Reply with one number only: the count of lines below that contain the word "Content".

## A block of data
■ ■ ■ ■

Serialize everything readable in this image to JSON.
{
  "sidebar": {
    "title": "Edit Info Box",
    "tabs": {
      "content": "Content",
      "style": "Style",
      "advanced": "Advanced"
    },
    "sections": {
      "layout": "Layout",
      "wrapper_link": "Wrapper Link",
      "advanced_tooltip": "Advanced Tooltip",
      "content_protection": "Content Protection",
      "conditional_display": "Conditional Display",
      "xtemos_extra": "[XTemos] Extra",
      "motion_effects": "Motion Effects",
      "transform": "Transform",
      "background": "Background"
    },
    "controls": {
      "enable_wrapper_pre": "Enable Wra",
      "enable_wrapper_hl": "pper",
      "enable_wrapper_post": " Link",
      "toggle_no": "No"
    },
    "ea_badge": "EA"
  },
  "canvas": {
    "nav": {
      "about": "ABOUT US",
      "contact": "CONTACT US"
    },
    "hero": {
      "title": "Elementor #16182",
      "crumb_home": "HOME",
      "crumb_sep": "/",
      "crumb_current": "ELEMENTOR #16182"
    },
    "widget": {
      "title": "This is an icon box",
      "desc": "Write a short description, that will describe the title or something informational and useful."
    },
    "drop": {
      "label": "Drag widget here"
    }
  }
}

■ ■ ■ ■

## OUTPUT FOR THIS TASK
2